*What you need to do*:
Copy each record exactly as it reads, leaving out any pictures it holds.

*Information shown*:
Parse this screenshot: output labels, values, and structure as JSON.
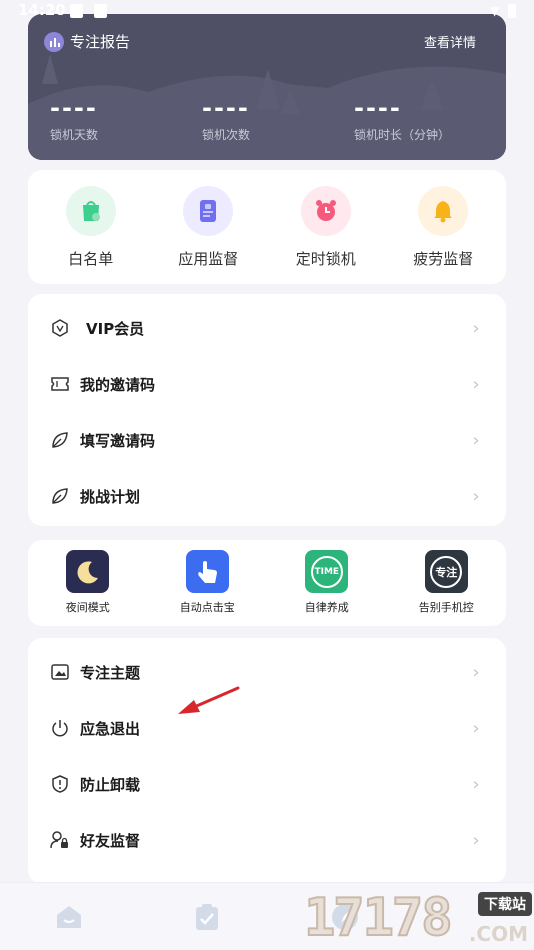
{
  "status": {
    "time": "14:20"
  },
  "report": {
    "title": "专注报告",
    "detail_link": "查看详情",
    "stats": [
      {
        "value": "----",
        "label": "锁机天数"
      },
      {
        "value": "----",
        "label": "锁机次数"
      },
      {
        "value": "----",
        "label": "锁机时长（分钟）"
      }
    ]
  },
  "quick_actions": [
    {
      "label": "白名单",
      "icon": "whitelist-icon",
      "color": "#e6f7ee"
    },
    {
      "label": "应用监督",
      "icon": "app-monitor-icon",
      "color": "#ecebff"
    },
    {
      "label": "定时锁机",
      "icon": "alarm-clock-icon",
      "color": "#ffe9ee"
    },
    {
      "label": "疲劳监督",
      "icon": "bell-icon",
      "color": "#fff3df"
    }
  ],
  "menu1": [
    {
      "label": "VIP会员",
      "icon": "vip-shield-icon"
    },
    {
      "label": "我的邀请码",
      "icon": "ticket-icon"
    },
    {
      "label": "填写邀请码",
      "icon": "leaf-icon"
    },
    {
      "label": "挑战计划",
      "icon": "leaf-icon"
    }
  ],
  "tools": [
    {
      "label": "夜间模式",
      "icon": "moon-app-icon",
      "text": ""
    },
    {
      "label": "自动点击宝",
      "icon": "tap-hand-app-icon",
      "text": ""
    },
    {
      "label": "自律养成",
      "icon": "time-app-icon",
      "text": "TIME"
    },
    {
      "label": "告别手机控",
      "icon": "focus-app-icon",
      "text": "专注"
    }
  ],
  "menu2": [
    {
      "label": "专注主题",
      "icon": "image-frame-icon"
    },
    {
      "label": "应急退出",
      "icon": "power-icon"
    },
    {
      "label": "防止卸载",
      "icon": "shield-alert-icon"
    },
    {
      "label": "好友监督",
      "icon": "user-lock-icon"
    }
  ],
  "watermark": {
    "big": "17178",
    "site": "下载站",
    "domain": ".COM"
  },
  "colors": {
    "report_bg": "#505068",
    "accent": "#8e86d8",
    "arrow": "#d8262b"
  }
}
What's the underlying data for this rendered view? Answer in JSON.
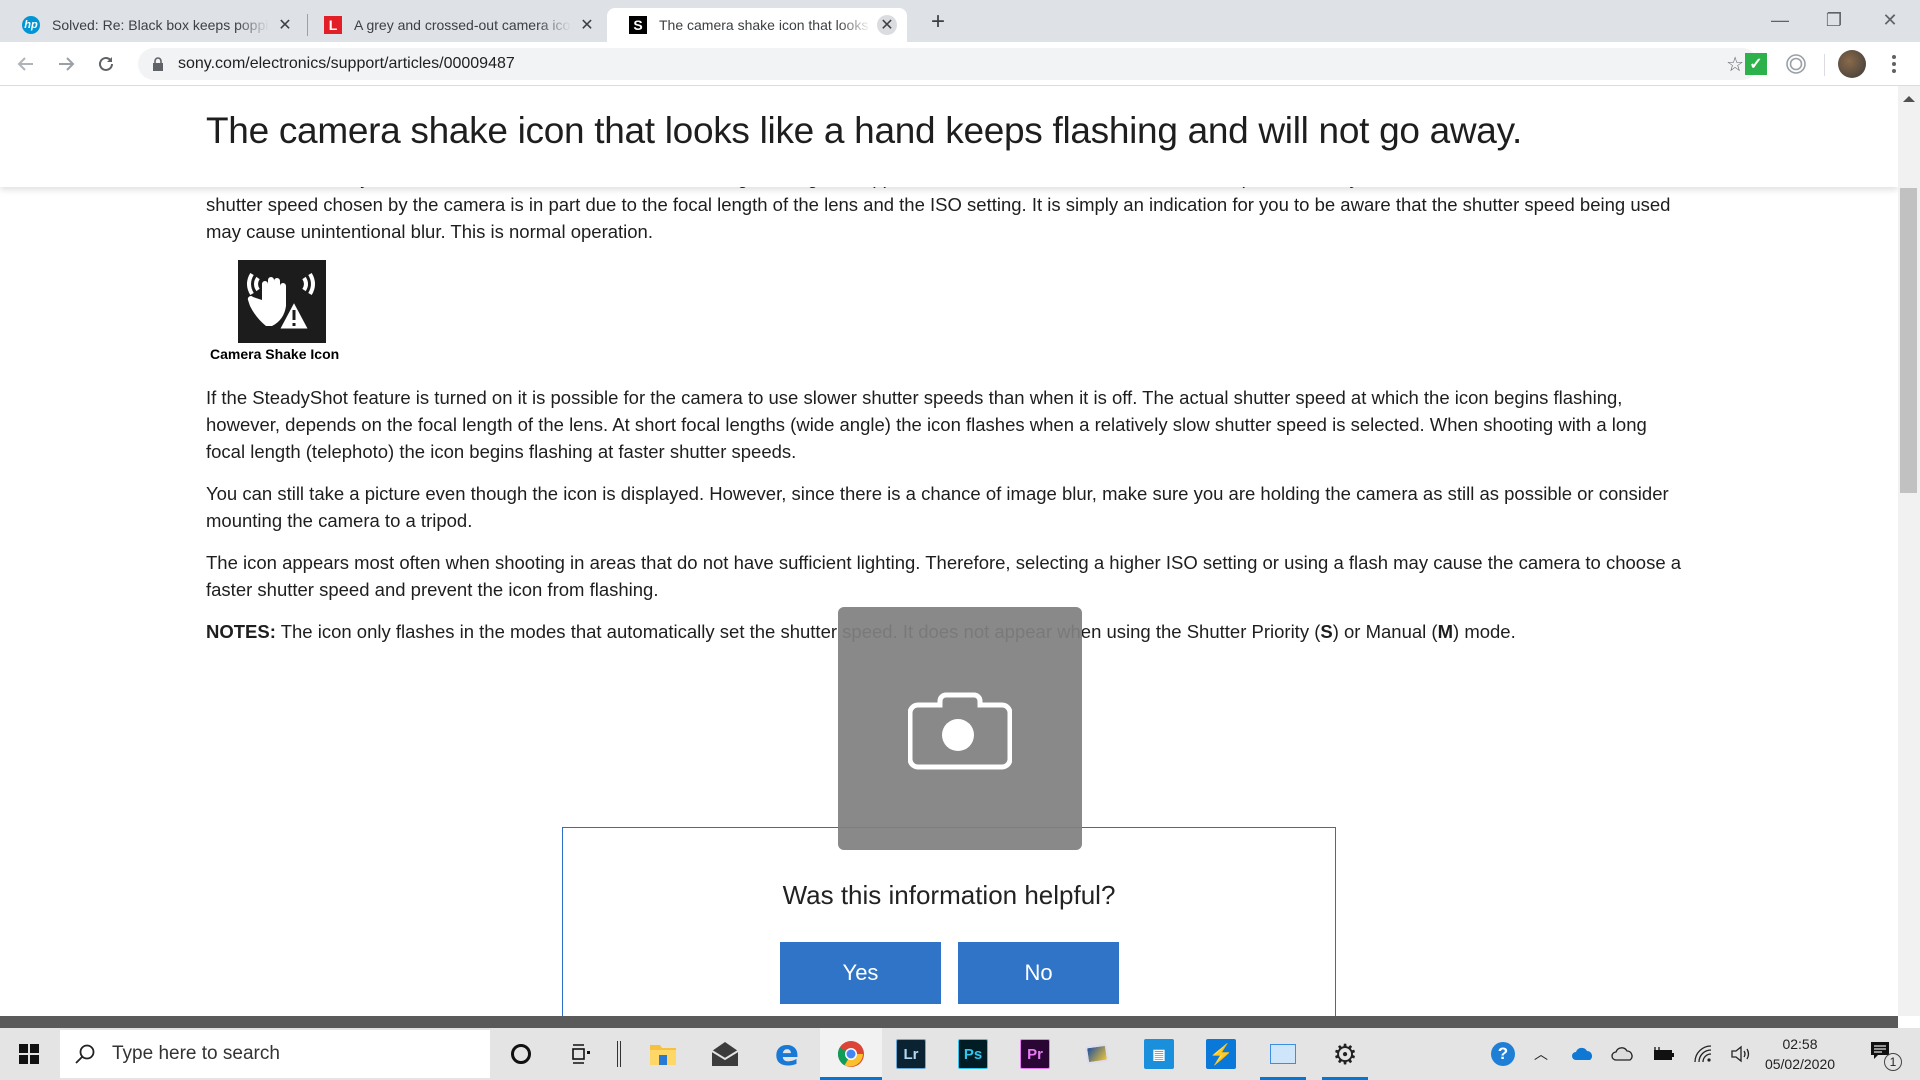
{
  "browser": {
    "tabs": [
      {
        "favicon": "hp",
        "title": "Solved: Re: Black box keeps popping up",
        "active": false,
        "favicon_color": "#0096d6"
      },
      {
        "favicon": "L",
        "title": "A grey and crossed-out camera icon",
        "active": false,
        "favicon_color": "#e21f26"
      },
      {
        "favicon": "S",
        "title": "The camera shake icon that looks like a hand",
        "active": true,
        "favicon_color": "#000000"
      }
    ],
    "new_tab_symbol": "+",
    "close_symbol": "✕",
    "url": "sony.com/electronics/support/articles/00009487",
    "window_controls": {
      "minimize": "—",
      "maximize": "❐",
      "close": "✕"
    }
  },
  "article": {
    "title": "The camera shake icon that looks like a hand keeps flashing and will not go away.",
    "intro_partial": "Whether the SteadyShot™ feature is turned on or not, the flashing warning icon appears when the camera chooses a shutter speed that may be too slow for the intended shot. The shutter speed chosen by the camera is in part due to the focal length of the lens and the ISO setting. It is simply an indication for you to be aware that the shutter speed being used may cause unintentional blur. This is normal operation.",
    "figure_caption": "Camera Shake Icon",
    "paragraphs": [
      "If the SteadyShot feature is turned on it is possible for the camera to use slower shutter speeds than when it is off. The actual shutter speed at which the icon begins flashing, however, depends on the focal length of the lens. At short focal lengths (wide angle) the icon flashes when a relatively slow shutter speed is selected. When shooting with a long focal length (telephoto) the icon begins flashing at faster shutter speeds.",
      "You can still take a picture even though the icon is displayed. However, since there is a chance of image blur, make sure you are holding the camera as still as possible or consider mounting the camera to a tripod.",
      "The icon appears most often when shooting in areas that do not have sufficient lighting. Therefore, selecting a higher ISO setting or using a flash may cause the camera to choose a faster shutter speed and prevent the icon from flashing."
    ],
    "notes": {
      "label": "NOTES:",
      "text_before": " The icon only flashes in the modes that automatically set the shutter speed. It does not appear when using the Shutter Priority (",
      "mode_s": "S",
      "text_mid": ") or Manual (",
      "mode_m": "M",
      "text_after": ") mode."
    }
  },
  "feedback": {
    "question": "Was this information helpful?",
    "yes_label": "Yes",
    "no_label": "No",
    "button_color": "#2f74c6"
  },
  "overlay": {
    "icon": "camera-icon"
  },
  "taskbar": {
    "search_placeholder": "Type here to search",
    "apps": [
      {
        "name": "cortana",
        "glyph": "O"
      },
      {
        "name": "task-view",
        "glyph": "⧉"
      },
      {
        "name": "file-explorer",
        "glyph": ""
      },
      {
        "name": "mail",
        "glyph": "✉"
      },
      {
        "name": "edge",
        "glyph": "e"
      },
      {
        "name": "chrome",
        "glyph": ""
      },
      {
        "name": "lightroom",
        "glyph": "Lr"
      },
      {
        "name": "photoshop",
        "glyph": "Ps"
      },
      {
        "name": "premiere",
        "glyph": "Pr"
      },
      {
        "name": "photo-viewer",
        "glyph": ""
      },
      {
        "name": "print-app",
        "glyph": ""
      },
      {
        "name": "bolt-app",
        "glyph": ""
      },
      {
        "name": "control-panel",
        "glyph": ""
      },
      {
        "name": "settings",
        "glyph": "⚙"
      }
    ],
    "time": "02:58",
    "date": "05/02/2020",
    "notification_count": "1"
  }
}
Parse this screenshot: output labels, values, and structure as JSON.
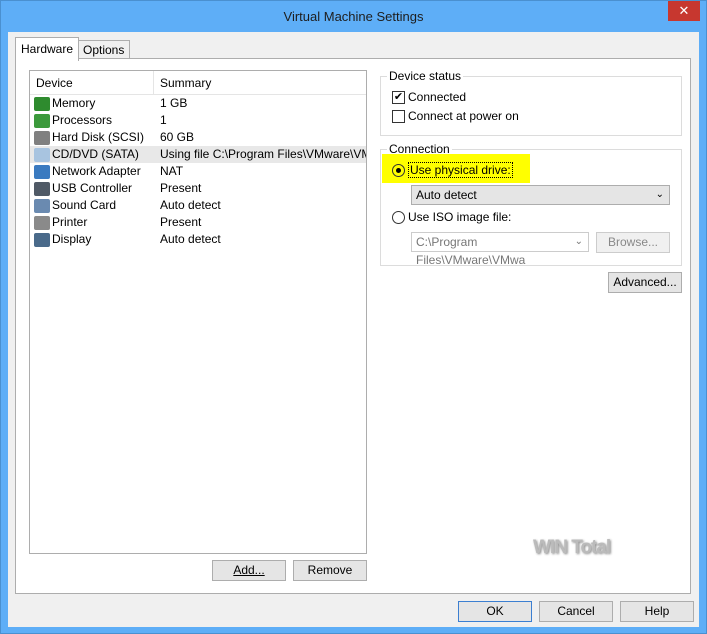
{
  "window": {
    "title": "Virtual Machine Settings",
    "close": "✕"
  },
  "tabs": [
    {
      "label": "Hardware"
    },
    {
      "label": "Options"
    }
  ],
  "devices": {
    "headers": [
      "Device",
      "Summary"
    ],
    "rows": [
      {
        "device": "Memory",
        "summary": "1 GB",
        "icon": "memory-icon",
        "color": "#2e8b2e"
      },
      {
        "device": "Processors",
        "summary": "1",
        "icon": "processor-icon",
        "color": "#3c9a3c"
      },
      {
        "device": "Hard Disk (SCSI)",
        "summary": "60 GB",
        "icon": "hard-disk-icon",
        "color": "#808080"
      },
      {
        "device": "CD/DVD (SATA)",
        "summary": "Using file C:\\Program Files\\VMware\\VM...",
        "icon": "cd-dvd-icon",
        "color": "#a8c4e0"
      },
      {
        "device": "Network Adapter",
        "summary": "NAT",
        "icon": "network-adapter-icon",
        "color": "#3a7ac0"
      },
      {
        "device": "USB Controller",
        "summary": "Present",
        "icon": "usb-icon",
        "color": "#505a66"
      },
      {
        "device": "Sound Card",
        "summary": "Auto detect",
        "icon": "sound-card-icon",
        "color": "#6a8ab0"
      },
      {
        "device": "Printer",
        "summary": "Present",
        "icon": "printer-icon",
        "color": "#8a8a8a"
      },
      {
        "device": "Display",
        "summary": "Auto detect",
        "icon": "display-icon",
        "color": "#4a6a8a"
      }
    ]
  },
  "add": "Add...",
  "remove": "Remove",
  "status": {
    "legend": "Device status",
    "connected": "Connected",
    "connect_power_on": "Connect at power on"
  },
  "connection": {
    "legend": "Connection",
    "physical": "Use physical drive:",
    "drive_value": "Auto detect",
    "iso": "Use ISO image file:",
    "iso_value": "C:\\Program Files\\VMware\\VMwa",
    "browse": "Browse..."
  },
  "advanced": "Advanced...",
  "footer": {
    "ok": "OK",
    "cancel": "Cancel",
    "help": "Help"
  },
  "watermark": "WIN Total",
  "highlight": "#ffff00"
}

*Reply*:
Parse this screenshot: output labels, values, and structure as JSON.
{
  "status": {
    "time": "14:20"
  },
  "report": {
    "title": "专注报告",
    "detail_link": "查看详情",
    "stats": [
      {
        "value": "----",
        "label": "锁机天数"
      },
      {
        "value": "----",
        "label": "锁机次数"
      },
      {
        "value": "----",
        "label": "锁机时长（分钟）"
      }
    ]
  },
  "quick_actions": [
    {
      "label": "白名单",
      "icon": "whitelist-icon",
      "color": "#e6f7ee"
    },
    {
      "label": "应用监督",
      "icon": "app-monitor-icon",
      "color": "#ecebff"
    },
    {
      "label": "定时锁机",
      "icon": "alarm-clock-icon",
      "color": "#ffe9ee"
    },
    {
      "label": "疲劳监督",
      "icon": "bell-icon",
      "color": "#fff3df"
    }
  ],
  "menu1": [
    {
      "label": "VIP会员",
      "icon": "vip-shield-icon"
    },
    {
      "label": "我的邀请码",
      "icon": "ticket-icon"
    },
    {
      "label": "填写邀请码",
      "icon": "leaf-icon"
    },
    {
      "label": "挑战计划",
      "icon": "leaf-icon"
    }
  ],
  "tools": [
    {
      "label": "夜间模式",
      "icon": "moon-app-icon",
      "text": ""
    },
    {
      "label": "自动点击宝",
      "icon": "tap-hand-app-icon",
      "text": ""
    },
    {
      "label": "自律养成",
      "icon": "time-app-icon",
      "text": "TIME"
    },
    {
      "label": "告别手机控",
      "icon": "focus-app-icon",
      "text": "专注"
    }
  ],
  "menu2": [
    {
      "label": "专注主题",
      "icon": "image-frame-icon"
    },
    {
      "label": "应急退出",
      "icon": "power-icon"
    },
    {
      "label": "防止卸载",
      "icon": "shield-alert-icon"
    },
    {
      "label": "好友监督",
      "icon": "user-lock-icon"
    }
  ],
  "watermark": {
    "big": "17178",
    "site": "下载站",
    "domain": ".COM"
  },
  "colors": {
    "report_bg": "#505068",
    "accent": "#8e86d8",
    "arrow": "#d8262b"
  }
}
What's the underlying data for this rendered view? Answer in JSON.
{
  "browser": {
    "tabs": [
      {
        "favicon": "hp",
        "title": "Solved: Re: Black box keeps popping up",
        "active": false,
        "favicon_color": "#0096d6"
      },
      {
        "favicon": "L",
        "title": "A grey and crossed-out camera icon",
        "active": false,
        "favicon_color": "#e21f26"
      },
      {
        "favicon": "S",
        "title": "The camera shake icon that looks like a hand",
        "active": true,
        "favicon_color": "#000000"
      }
    ],
    "new_tab_symbol": "+",
    "close_symbol": "✕",
    "url": "sony.com/electronics/support/articles/00009487",
    "window_controls": {
      "minimize": "—",
      "maximize": "❐",
      "close": "✕"
    }
  },
  "article": {
    "title": "The camera shake icon that looks like a hand keeps flashing and will not go away.",
    "intro_partial": "Whether the SteadyShot™ feature is turned on or not, the flashing warning icon appears when the camera chooses a shutter speed that may be too slow for the intended shot. The shutter speed chosen by the camera is in part due to the focal length of the lens and the ISO setting. It is simply an indication for you to be aware that the shutter speed being used may cause unintentional blur. This is normal operation.",
    "figure_caption": "Camera Shake Icon",
    "paragraphs": [
      "If the SteadyShot feature is turned on it is possible for the camera to use slower shutter speeds than when it is off. The actual shutter speed at which the icon begins flashing, however, depends on the focal length of the lens. At short focal lengths (wide angle) the icon flashes when a relatively slow shutter speed is selected. When shooting with a long focal length (telephoto) the icon begins flashing at faster shutter speeds.",
      "You can still take a picture even though the icon is displayed. However, since there is a chance of image blur, make sure you are holding the camera as still as possible or consider mounting the camera to a tripod.",
      "The icon appears most often when shooting in areas that do not have sufficient lighting. Therefore, selecting a higher ISO setting or using a flash may cause the camera to choose a faster shutter speed and prevent the icon from flashing."
    ],
    "notes": {
      "label": "NOTES:",
      "text_before": " The icon only flashes in the modes that automatically set the shutter speed. It does not appear when using the Shutter Priority (",
      "mode_s": "S",
      "text_mid": ") or Manual (",
      "mode_m": "M",
      "text_after": ") mode."
    }
  },
  "feedback": {
    "question": "Was this information helpful?",
    "yes_label": "Yes",
    "no_label": "No",
    "button_color": "#2f74c6"
  },
  "overlay": {
    "icon": "camera-icon"
  },
  "taskbar": {
    "search_placeholder": "Type here to search",
    "apps": [
      {
        "name": "cortana",
        "glyph": "O"
      },
      {
        "name": "task-view",
        "glyph": "⧉"
      },
      {
        "name": "file-explorer",
        "glyph": ""
      },
      {
        "name": "mail",
        "glyph": "✉"
      },
      {
        "name": "edge",
        "glyph": "e"
      },
      {
        "name": "chrome",
        "glyph": ""
      },
      {
        "name": "lightroom",
        "glyph": "Lr"
      },
      {
        "name": "photoshop",
        "glyph": "Ps"
      },
      {
        "name": "premiere",
        "glyph": "Pr"
      },
      {
        "name": "photo-viewer",
        "glyph": ""
      },
      {
        "name": "print-app",
        "glyph": ""
      },
      {
        "name": "bolt-app",
        "glyph": ""
      },
      {
        "name": "control-panel",
        "glyph": ""
      },
      {
        "name": "settings",
        "glyph": "⚙"
      }
    ],
    "time": "02:58",
    "date": "05/02/2020",
    "notification_count": "1"
  }
}
Parse this screenshot: output labels, values, and structure as JSON.
{
  "window": {
    "title": "Virtual Machine Settings",
    "close": "✕"
  },
  "tabs": [
    {
      "label": "Hardware"
    },
    {
      "label": "Options"
    }
  ],
  "devices": {
    "headers": [
      "Device",
      "Summary"
    ],
    "rows": [
      {
        "device": "Memory",
        "summary": "1 GB",
        "icon": "memory-icon",
        "color": "#2e8b2e"
      },
      {
        "device": "Processors",
        "summary": "1",
        "icon": "processor-icon",
        "color": "#3c9a3c"
      },
      {
        "device": "Hard Disk (SCSI)",
        "summary": "60 GB",
        "icon": "hard-disk-icon",
        "color": "#808080"
      },
      {
        "device": "CD/DVD (SATA)",
        "summary": "Using file C:\\Program Files\\VMware\\VM...",
        "icon": "cd-dvd-icon",
        "color": "#a8c4e0"
      },
      {
        "device": "Network Adapter",
        "summary": "NAT",
        "icon": "network-adapter-icon",
        "color": "#3a7ac0"
      },
      {
        "device": "USB Controller",
        "summary": "Present",
        "icon": "usb-icon",
        "color": "#505a66"
      },
      {
        "device": "Sound Card",
        "summary": "Auto detect",
        "icon": "sound-card-icon",
        "color": "#6a8ab0"
      },
      {
        "device": "Printer",
        "summary": "Present",
        "icon": "printer-icon",
        "color": "#8a8a8a"
      },
      {
        "device": "Display",
        "summary": "Auto detect",
        "icon": "display-icon",
        "color": "#4a6a8a"
      }
    ]
  },
  "add": "Add...",
  "remove": "Remove",
  "status": {
    "legend": "Device status",
    "connected": "Connected",
    "connect_power_on": "Connect at power on"
  },
  "connection": {
    "legend": "Connection",
    "physical": "Use physical drive:",
    "drive_value": "Auto detect",
    "iso": "Use ISO image file:",
    "iso_value": "C:\\Program Files\\VMware\\VMwa",
    "browse": "Browse..."
  },
  "advanced": "Advanced...",
  "footer": {
    "ok": "OK",
    "cancel": "Cancel",
    "help": "Help"
  },
  "watermark": "WIN Total",
  "highlight": "#ffff00"
}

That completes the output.